Aim of the task:
Every entry needs to be reproduced exactly.

Dataset excerpts:

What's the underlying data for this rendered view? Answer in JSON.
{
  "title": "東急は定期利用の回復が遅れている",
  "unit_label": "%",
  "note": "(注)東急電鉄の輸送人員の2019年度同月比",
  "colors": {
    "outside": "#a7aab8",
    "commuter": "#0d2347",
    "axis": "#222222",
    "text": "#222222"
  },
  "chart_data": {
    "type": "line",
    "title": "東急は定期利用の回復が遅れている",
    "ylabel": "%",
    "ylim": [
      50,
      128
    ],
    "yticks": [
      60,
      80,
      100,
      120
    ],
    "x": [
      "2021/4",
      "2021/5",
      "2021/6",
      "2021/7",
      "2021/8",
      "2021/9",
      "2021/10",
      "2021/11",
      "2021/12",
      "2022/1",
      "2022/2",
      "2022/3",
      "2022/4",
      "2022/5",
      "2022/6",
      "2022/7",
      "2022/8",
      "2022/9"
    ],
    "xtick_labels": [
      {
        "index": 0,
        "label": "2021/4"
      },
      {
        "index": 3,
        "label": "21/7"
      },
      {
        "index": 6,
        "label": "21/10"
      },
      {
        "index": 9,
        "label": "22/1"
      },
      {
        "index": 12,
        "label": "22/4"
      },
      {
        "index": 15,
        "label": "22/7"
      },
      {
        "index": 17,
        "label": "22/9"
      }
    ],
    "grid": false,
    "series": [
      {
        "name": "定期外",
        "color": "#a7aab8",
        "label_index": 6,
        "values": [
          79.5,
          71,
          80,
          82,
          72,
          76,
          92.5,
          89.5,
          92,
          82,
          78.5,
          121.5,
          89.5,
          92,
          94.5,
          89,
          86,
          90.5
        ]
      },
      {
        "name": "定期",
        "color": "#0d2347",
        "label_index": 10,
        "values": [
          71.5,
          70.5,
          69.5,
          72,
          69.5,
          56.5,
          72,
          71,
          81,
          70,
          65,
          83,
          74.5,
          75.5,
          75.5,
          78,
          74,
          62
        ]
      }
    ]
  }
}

Result of this task:
What's the underlying data for this rendered view? Answer in JSON.
{
  "title": "東急は定期利用の回復が遅れている",
  "unit_label": "%",
  "note": "(注)東急電鉄の輸送人員の2019年度同月比",
  "colors": {
    "outside": "#a7aab8",
    "commuter": "#0d2347",
    "axis": "#222222",
    "text": "#222222"
  },
  "chart_data": {
    "type": "line",
    "title": "東急は定期利用の回復が遅れている",
    "ylabel": "%",
    "ylim": [
      50,
      128
    ],
    "yticks": [
      60,
      80,
      100,
      120
    ],
    "x": [
      "2021/4",
      "2021/5",
      "2021/6",
      "2021/7",
      "2021/8",
      "2021/9",
      "2021/10",
      "2021/11",
      "2021/12",
      "2022/1",
      "2022/2",
      "2022/3",
      "2022/4",
      "2022/5",
      "2022/6",
      "2022/7",
      "2022/8",
      "2022/9"
    ],
    "xtick_labels": [
      {
        "index": 0,
        "label": "2021/4"
      },
      {
        "index": 3,
        "label": "21/7"
      },
      {
        "index": 6,
        "label": "21/10"
      },
      {
        "index": 9,
        "label": "22/1"
      },
      {
        "index": 12,
        "label": "22/4"
      },
      {
        "index": 15,
        "label": "22/7"
      },
      {
        "index": 17,
        "label": "22/9"
      }
    ],
    "grid": false,
    "series": [
      {
        "name": "定期外",
        "color": "#a7aab8",
        "label_index": 6,
        "values": [
          79.5,
          71,
          80,
          82,
          72,
          76,
          92.5,
          89.5,
          92,
          82,
          78.5,
          121.5,
          89.5,
          92,
          94.5,
          89,
          86,
          90.5
        ]
      },
      {
        "name": "定期",
        "color": "#0d2347",
        "label_index": 10,
        "values": [
          71.5,
          70.5,
          69.5,
          72,
          69.5,
          56.5,
          72,
          71,
          81,
          70,
          65,
          83,
          74.5,
          75.5,
          75.5,
          78,
          74,
          62
        ]
      }
    ]
  }
}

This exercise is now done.